-- Text start --
Studio album by Carlos Kleiber
- Released: 1975, 1976
- Studio: Musikveriensaal, Vienna
- Genre: Symphony
- Length: 72:08
- Label: Deutsche Grammophon
- Producer: Werner Mayer (no. 5), Dr. Hans Hirsch (no. 7)

= Beethoven: Symphonies Nos. 5 & 7 (Kleiber recording) =

1955 studio album by Carlos Kleiber

Beethoven: Symphonies Nos. 5 & 7 comprises 1975 and 1976 studio recordings of Beethoven's Symphonies no. 5 and 7 with the Vienna Philharmonic under the direction of Carlos Kleiber with the Deutsche Grammophon label. Early critics praised the sense of electricity, freshness and urgency of the Kleiber's reading. The recording, especially the fifth symphony, is considered a classic reference recording, is noted for setting new standards and has been ranked among the greatest classical recordings of all time. In 1995, Deutsche Grammophon rereleased the two symphonies on one disc under The Originals - Legendary Recordings from the Deutsche Grammophon Catalogue series.
-- Text end --
-- Data for the task start --
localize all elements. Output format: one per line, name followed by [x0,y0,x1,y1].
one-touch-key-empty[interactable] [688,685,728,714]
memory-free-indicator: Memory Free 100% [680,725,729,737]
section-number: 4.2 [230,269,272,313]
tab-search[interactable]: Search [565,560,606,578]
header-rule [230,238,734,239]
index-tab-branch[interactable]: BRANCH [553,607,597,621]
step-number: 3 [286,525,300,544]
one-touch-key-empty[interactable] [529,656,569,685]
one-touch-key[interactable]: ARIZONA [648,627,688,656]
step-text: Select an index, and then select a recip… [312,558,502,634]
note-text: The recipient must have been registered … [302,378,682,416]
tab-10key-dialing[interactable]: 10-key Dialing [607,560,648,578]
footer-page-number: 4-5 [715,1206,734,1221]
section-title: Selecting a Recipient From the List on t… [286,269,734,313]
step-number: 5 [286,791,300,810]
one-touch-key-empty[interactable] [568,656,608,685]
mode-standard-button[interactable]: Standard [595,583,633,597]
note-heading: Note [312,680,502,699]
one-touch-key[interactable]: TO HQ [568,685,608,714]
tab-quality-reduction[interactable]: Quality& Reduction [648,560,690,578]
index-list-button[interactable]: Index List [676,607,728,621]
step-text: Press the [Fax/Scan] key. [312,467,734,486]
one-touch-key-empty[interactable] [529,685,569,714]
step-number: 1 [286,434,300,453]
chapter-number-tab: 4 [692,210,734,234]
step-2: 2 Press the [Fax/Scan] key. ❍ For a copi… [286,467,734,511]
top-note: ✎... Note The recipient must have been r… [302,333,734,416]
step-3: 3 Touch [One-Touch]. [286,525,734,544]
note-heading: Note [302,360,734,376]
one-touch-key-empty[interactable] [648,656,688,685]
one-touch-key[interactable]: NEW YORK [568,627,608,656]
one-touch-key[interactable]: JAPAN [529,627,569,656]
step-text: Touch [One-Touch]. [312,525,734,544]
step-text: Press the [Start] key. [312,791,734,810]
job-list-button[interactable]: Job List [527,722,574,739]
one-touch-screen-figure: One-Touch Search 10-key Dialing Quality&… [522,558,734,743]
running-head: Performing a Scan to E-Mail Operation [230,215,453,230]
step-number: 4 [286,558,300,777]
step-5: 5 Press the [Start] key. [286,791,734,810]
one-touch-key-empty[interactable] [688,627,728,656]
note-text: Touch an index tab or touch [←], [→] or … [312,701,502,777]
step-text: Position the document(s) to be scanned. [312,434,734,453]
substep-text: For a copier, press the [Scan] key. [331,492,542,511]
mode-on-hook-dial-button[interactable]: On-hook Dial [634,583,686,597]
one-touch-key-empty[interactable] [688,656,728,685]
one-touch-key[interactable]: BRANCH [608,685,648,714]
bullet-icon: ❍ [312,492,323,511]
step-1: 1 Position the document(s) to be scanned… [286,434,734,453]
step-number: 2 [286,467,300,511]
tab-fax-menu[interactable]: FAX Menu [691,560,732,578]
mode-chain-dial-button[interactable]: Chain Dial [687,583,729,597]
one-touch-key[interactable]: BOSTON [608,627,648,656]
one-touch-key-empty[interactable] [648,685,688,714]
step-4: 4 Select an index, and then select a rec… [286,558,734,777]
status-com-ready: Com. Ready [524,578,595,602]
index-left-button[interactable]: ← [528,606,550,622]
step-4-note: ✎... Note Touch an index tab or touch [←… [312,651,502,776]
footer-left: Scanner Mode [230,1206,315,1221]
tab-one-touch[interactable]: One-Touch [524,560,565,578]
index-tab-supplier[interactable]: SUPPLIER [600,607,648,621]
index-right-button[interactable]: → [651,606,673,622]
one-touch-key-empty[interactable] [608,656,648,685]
-- Data for the task end --
-- Data for the task start --
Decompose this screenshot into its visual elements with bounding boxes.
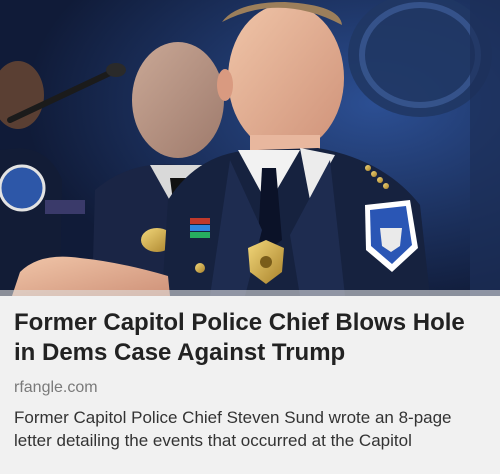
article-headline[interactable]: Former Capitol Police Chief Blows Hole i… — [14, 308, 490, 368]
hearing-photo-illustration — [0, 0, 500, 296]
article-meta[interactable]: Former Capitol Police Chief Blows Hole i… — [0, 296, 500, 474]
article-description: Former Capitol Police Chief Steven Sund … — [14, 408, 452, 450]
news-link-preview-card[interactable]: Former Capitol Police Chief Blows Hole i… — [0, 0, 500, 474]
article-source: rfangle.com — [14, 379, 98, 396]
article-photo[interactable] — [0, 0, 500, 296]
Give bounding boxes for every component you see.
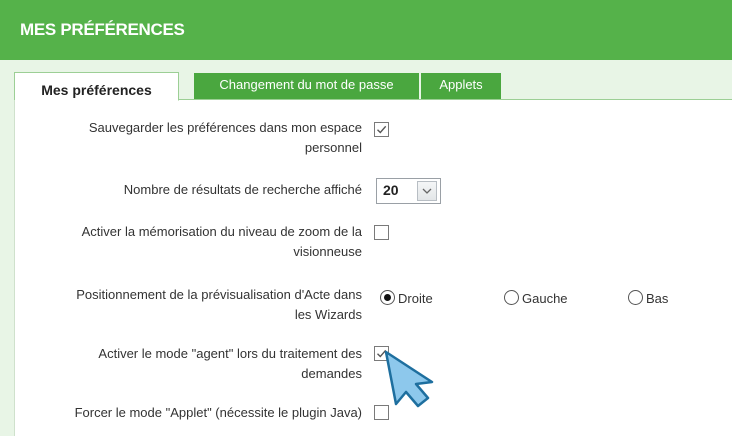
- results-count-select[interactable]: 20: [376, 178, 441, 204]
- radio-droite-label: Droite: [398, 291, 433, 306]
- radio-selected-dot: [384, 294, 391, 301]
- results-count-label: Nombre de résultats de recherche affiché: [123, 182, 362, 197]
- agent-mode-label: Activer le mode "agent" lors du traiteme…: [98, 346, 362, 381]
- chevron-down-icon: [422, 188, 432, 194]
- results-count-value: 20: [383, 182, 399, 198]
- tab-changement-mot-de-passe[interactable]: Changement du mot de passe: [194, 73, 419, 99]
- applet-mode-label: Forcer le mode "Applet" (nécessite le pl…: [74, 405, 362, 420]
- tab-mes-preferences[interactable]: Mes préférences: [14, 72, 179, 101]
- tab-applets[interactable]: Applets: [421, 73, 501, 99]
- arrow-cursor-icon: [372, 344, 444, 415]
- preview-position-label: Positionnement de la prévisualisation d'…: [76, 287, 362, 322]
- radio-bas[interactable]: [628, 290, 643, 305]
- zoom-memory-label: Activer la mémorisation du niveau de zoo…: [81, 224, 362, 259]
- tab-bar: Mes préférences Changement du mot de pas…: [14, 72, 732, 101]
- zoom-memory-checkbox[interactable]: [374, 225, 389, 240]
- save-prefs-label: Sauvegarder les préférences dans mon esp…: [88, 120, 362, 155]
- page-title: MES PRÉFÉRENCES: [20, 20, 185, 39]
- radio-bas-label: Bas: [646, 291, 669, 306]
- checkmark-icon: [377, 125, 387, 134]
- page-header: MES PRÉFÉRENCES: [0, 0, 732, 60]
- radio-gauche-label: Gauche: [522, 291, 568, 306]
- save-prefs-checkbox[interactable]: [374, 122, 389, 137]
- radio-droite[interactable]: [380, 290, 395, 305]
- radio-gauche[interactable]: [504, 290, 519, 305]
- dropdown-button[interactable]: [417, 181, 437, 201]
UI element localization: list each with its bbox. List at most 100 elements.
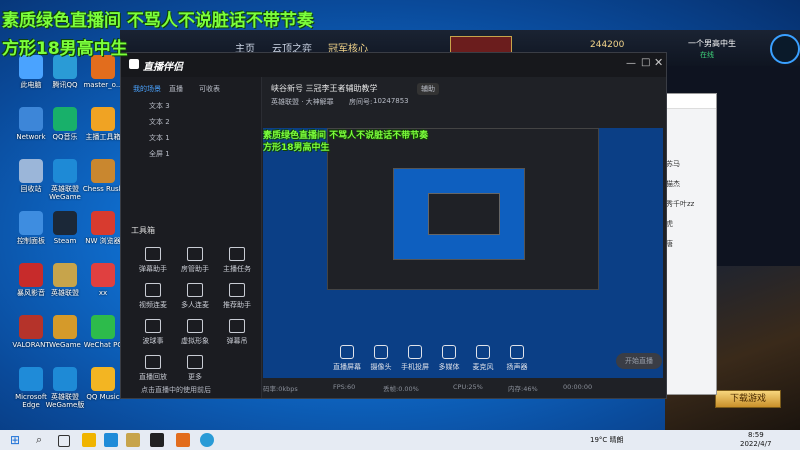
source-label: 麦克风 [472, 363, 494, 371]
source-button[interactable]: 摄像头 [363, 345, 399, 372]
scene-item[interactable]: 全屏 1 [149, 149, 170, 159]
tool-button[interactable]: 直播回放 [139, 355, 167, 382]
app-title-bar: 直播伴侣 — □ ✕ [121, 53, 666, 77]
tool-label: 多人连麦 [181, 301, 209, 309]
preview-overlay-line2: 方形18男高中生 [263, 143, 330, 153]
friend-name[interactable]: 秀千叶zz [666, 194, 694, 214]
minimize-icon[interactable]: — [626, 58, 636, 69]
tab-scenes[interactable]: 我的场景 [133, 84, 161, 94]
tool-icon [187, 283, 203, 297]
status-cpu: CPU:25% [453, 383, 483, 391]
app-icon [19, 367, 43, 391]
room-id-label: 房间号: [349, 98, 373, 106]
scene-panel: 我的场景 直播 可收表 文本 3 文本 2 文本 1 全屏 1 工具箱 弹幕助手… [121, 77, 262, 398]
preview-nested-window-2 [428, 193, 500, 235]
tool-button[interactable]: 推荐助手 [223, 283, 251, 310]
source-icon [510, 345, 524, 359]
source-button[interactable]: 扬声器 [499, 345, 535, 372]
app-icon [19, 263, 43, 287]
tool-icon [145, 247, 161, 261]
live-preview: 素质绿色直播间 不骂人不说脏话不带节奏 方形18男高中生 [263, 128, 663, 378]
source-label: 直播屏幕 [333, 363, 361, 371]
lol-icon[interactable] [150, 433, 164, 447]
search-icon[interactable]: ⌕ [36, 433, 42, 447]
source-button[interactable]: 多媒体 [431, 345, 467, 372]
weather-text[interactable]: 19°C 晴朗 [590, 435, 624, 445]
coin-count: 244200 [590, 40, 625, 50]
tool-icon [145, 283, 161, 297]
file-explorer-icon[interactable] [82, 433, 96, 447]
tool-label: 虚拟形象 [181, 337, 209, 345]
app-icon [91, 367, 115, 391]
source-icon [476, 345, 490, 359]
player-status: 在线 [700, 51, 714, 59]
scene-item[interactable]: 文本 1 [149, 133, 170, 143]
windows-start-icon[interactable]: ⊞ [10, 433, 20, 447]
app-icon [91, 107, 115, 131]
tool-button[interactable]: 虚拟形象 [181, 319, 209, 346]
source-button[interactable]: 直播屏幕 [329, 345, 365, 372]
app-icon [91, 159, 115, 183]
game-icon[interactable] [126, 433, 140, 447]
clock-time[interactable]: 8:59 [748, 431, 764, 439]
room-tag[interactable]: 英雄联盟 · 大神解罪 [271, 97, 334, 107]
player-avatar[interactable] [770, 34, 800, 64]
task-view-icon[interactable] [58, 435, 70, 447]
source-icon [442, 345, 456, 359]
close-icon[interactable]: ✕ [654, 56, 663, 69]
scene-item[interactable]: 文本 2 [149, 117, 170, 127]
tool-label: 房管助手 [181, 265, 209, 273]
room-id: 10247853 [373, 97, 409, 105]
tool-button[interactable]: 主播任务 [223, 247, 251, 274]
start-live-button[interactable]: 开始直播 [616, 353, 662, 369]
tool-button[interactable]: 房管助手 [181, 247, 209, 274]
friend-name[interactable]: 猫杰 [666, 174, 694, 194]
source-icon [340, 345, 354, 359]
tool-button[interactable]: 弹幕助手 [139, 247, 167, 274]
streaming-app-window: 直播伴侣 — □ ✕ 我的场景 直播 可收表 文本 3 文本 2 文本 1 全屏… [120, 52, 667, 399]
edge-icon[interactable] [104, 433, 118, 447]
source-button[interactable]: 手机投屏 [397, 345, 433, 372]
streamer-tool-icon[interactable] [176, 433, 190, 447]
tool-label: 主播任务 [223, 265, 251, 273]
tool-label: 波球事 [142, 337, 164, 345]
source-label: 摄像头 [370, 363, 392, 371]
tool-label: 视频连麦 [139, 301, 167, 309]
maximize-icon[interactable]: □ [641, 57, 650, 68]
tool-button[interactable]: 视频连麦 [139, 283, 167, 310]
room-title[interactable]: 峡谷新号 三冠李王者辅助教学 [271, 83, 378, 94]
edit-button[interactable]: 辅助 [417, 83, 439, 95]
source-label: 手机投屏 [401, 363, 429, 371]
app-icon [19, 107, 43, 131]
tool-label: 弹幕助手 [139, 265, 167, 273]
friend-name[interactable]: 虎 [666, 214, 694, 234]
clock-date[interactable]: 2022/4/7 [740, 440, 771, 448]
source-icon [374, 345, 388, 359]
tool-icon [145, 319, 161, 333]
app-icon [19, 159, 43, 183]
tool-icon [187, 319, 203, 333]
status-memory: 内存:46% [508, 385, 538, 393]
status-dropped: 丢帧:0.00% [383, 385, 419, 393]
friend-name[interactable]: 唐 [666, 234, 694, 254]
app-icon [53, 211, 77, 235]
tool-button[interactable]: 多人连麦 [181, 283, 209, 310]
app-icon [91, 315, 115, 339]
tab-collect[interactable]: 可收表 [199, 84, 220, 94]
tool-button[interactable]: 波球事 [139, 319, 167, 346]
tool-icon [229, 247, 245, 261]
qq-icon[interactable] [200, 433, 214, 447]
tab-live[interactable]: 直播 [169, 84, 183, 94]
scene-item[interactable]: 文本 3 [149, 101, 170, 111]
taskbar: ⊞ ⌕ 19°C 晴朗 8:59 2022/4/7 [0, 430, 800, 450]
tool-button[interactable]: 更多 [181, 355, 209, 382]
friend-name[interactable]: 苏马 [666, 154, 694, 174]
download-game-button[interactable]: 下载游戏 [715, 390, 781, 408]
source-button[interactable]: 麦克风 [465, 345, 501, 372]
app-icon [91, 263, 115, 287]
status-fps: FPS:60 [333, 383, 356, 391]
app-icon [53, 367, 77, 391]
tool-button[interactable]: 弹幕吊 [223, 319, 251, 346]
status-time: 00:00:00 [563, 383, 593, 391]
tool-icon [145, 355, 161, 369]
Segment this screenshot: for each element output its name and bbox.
-- Data for the task end --
[What this exercise asks]:
1 – According to the text about the Beethoven album, which orchestra played on these recordings?
2 – Copy the lines of the entries exactly, beginning at the line that contains "- results-count-select[interactable]: 20: [376, 178, 441, 204]" and stopping after the line that contains "- tab-applets[interactable]: Applets: [421, 73, 501, 99]".
These entries are unrelated to the text about the Beethoven album.

[The replies]:
1 – The Vienna Philharmonic.

2 –
- results-count-select[interactable]: 20: [376, 178, 441, 204]
- radio-droite-label: Droite: [398, 291, 433, 306]
- radio-selected-dot: [384, 294, 391, 301]
- results-count-label: Nombre de résultats de recherche affiché: [123, 182, 362, 197]
- agent-mode-label: Activer le mode "agent" lors du traiteme…: [98, 346, 362, 381]
- chevron-down-icon: [422, 188, 432, 194]
- results-count-value: 20: [383, 182, 399, 198]
- tab-changement-mot-de-passe[interactable]: Changement du mot de passe: [194, 73, 419, 99]
- applet-mode-label: Forcer le mode "Applet" (nécessite le pl…: [74, 405, 362, 420]
- tab-mes-preferences[interactable]: Mes préférences: [14, 72, 179, 101]
- tab-applets[interactable]: Applets: [421, 73, 501, 99]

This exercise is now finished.